====== Material

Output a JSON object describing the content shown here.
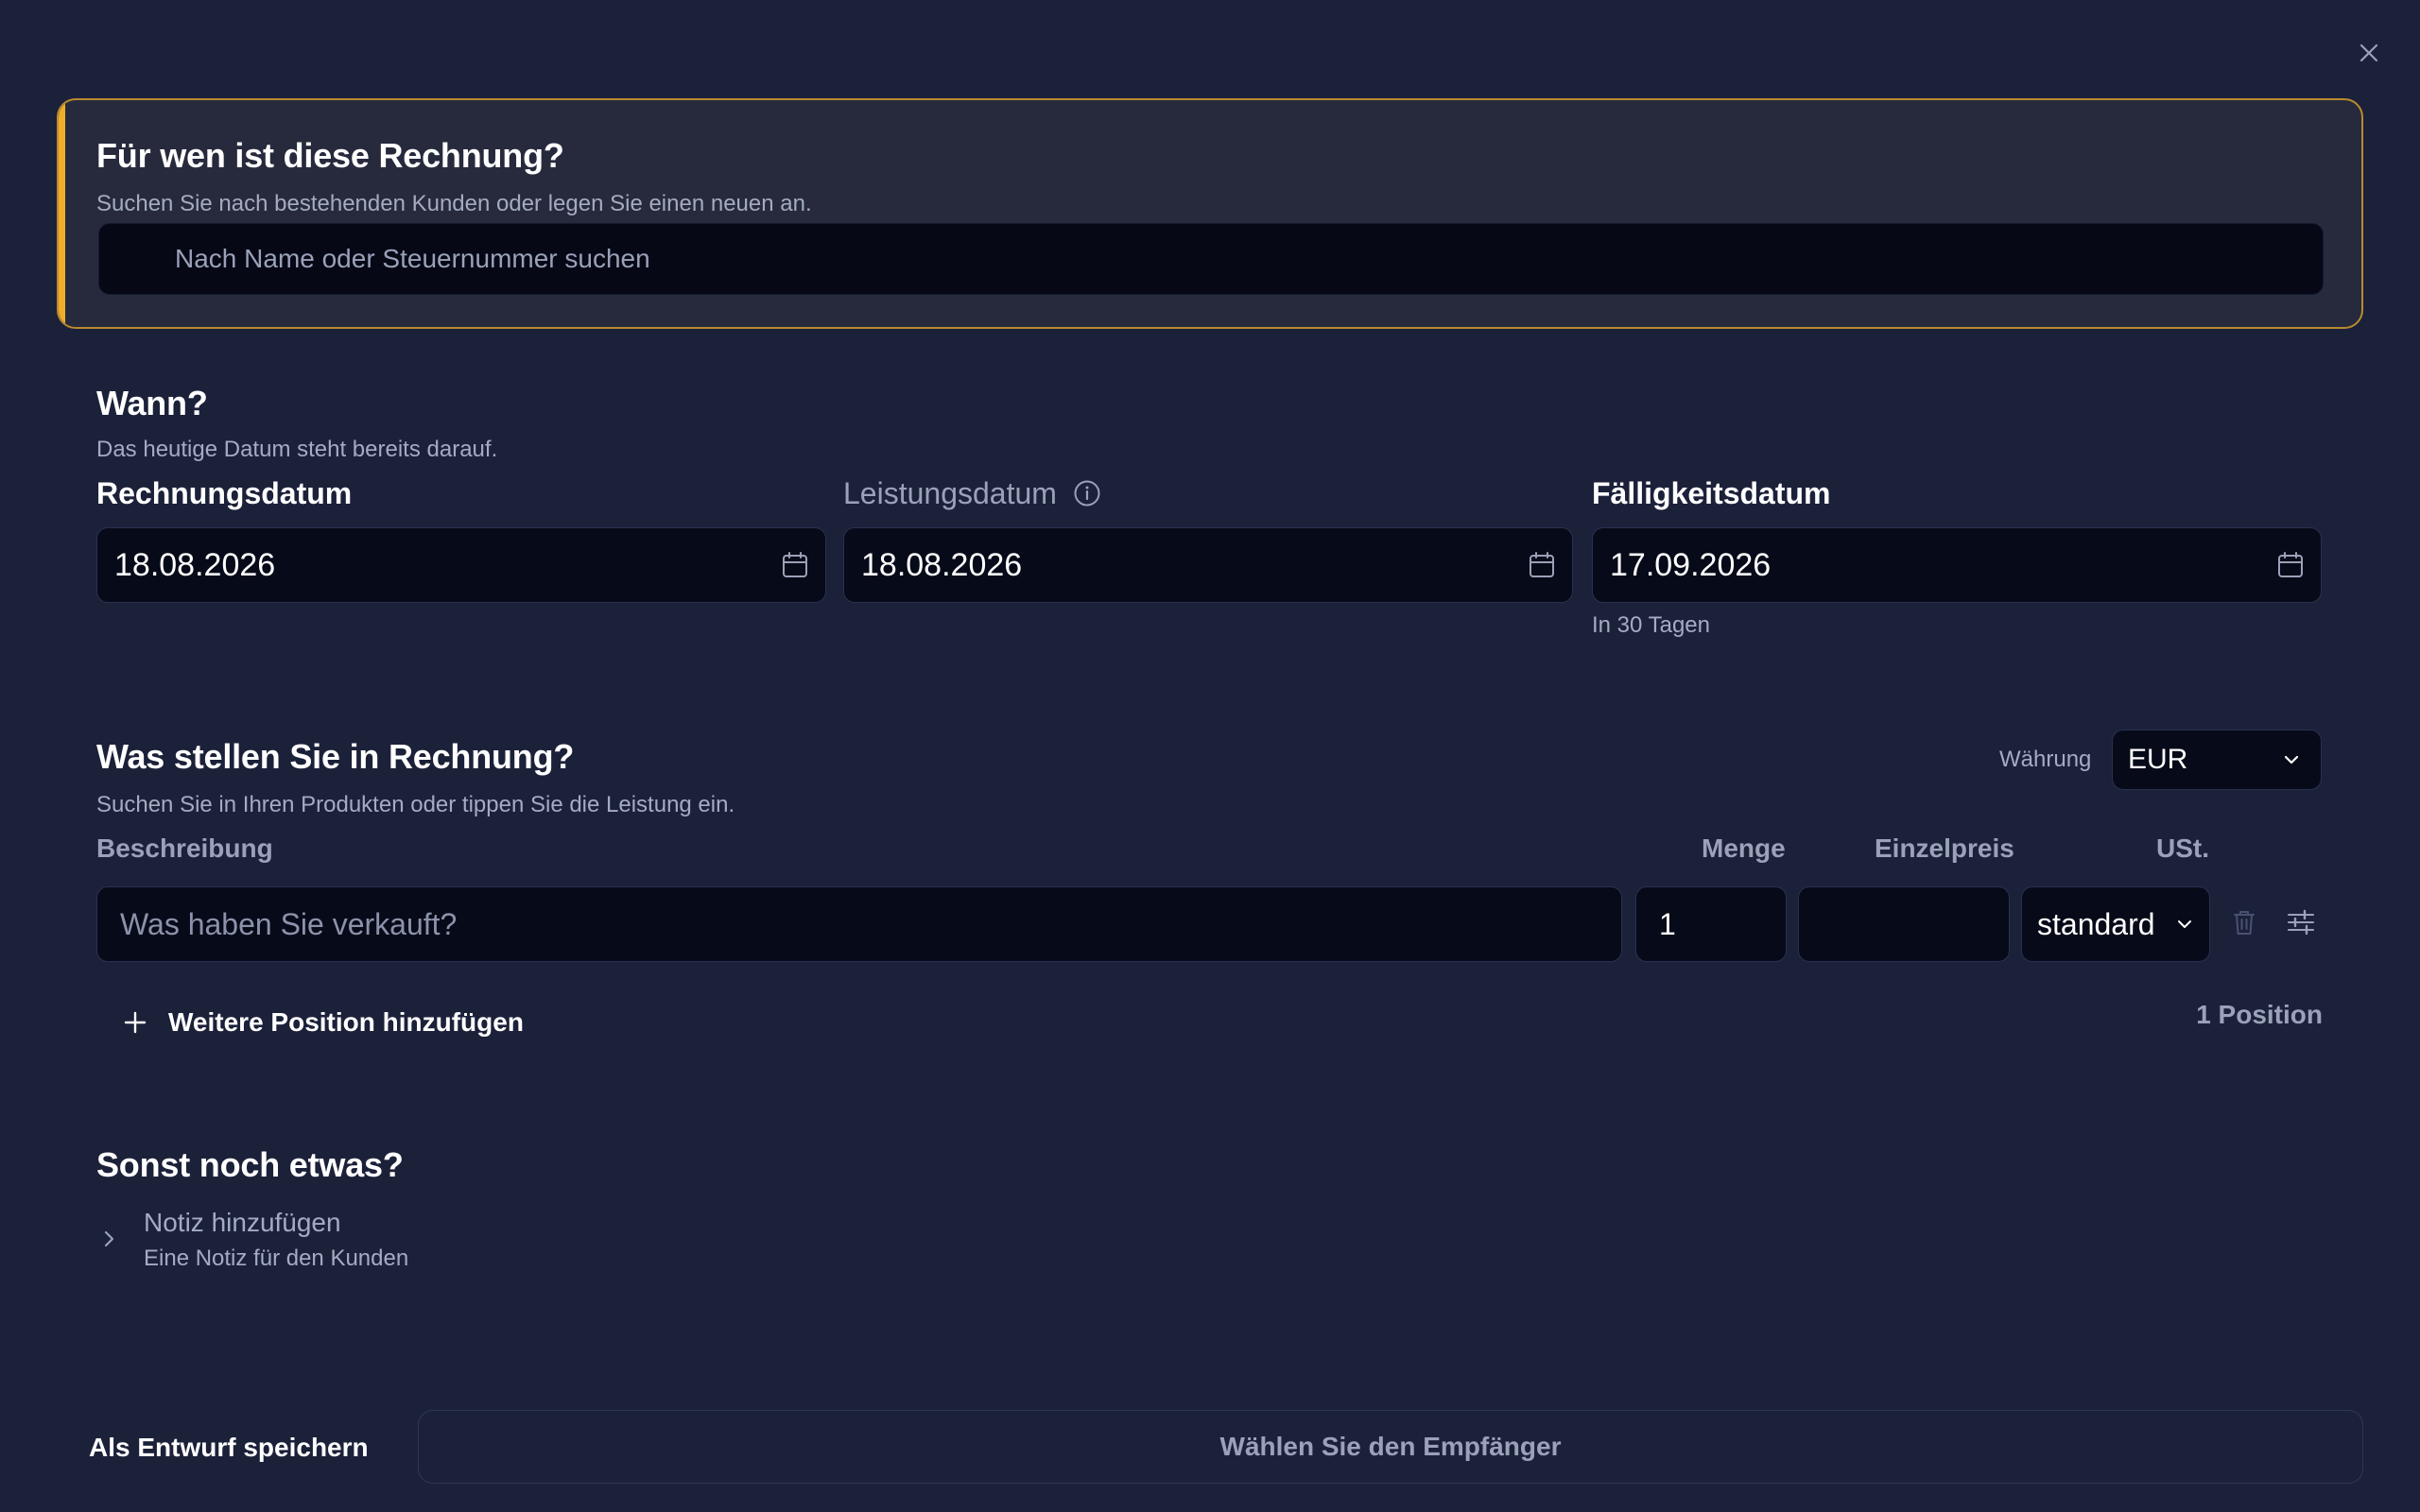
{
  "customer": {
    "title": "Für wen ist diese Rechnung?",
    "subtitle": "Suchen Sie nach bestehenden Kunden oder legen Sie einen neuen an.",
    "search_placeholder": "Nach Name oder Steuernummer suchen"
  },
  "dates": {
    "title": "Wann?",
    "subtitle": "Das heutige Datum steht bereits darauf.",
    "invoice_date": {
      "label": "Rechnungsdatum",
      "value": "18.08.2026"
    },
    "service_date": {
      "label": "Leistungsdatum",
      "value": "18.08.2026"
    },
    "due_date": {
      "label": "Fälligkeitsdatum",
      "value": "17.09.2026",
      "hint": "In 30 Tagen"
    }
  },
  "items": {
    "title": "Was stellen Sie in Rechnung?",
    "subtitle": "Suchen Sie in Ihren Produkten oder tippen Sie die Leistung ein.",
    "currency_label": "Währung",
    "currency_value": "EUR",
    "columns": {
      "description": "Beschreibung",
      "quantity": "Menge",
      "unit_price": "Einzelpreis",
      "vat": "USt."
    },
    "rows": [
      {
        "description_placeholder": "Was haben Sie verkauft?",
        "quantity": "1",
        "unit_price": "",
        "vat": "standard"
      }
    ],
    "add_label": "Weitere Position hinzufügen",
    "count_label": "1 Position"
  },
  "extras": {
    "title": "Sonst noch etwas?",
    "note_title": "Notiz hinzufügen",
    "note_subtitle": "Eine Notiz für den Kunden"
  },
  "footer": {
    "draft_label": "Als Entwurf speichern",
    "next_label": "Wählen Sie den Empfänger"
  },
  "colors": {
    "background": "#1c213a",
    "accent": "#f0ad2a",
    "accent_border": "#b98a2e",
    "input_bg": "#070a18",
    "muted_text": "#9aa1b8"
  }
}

============

_Work to do:_ Among the lines of the data, identify those with the word "Kunden". Copy each of them.

_Exercise solution:_
    "subtitle": "Suchen Sie nach bestehenden Kunden oder legen Sie einen neuen an.",
    "note_subtitle": "Eine Notiz für den Kunden"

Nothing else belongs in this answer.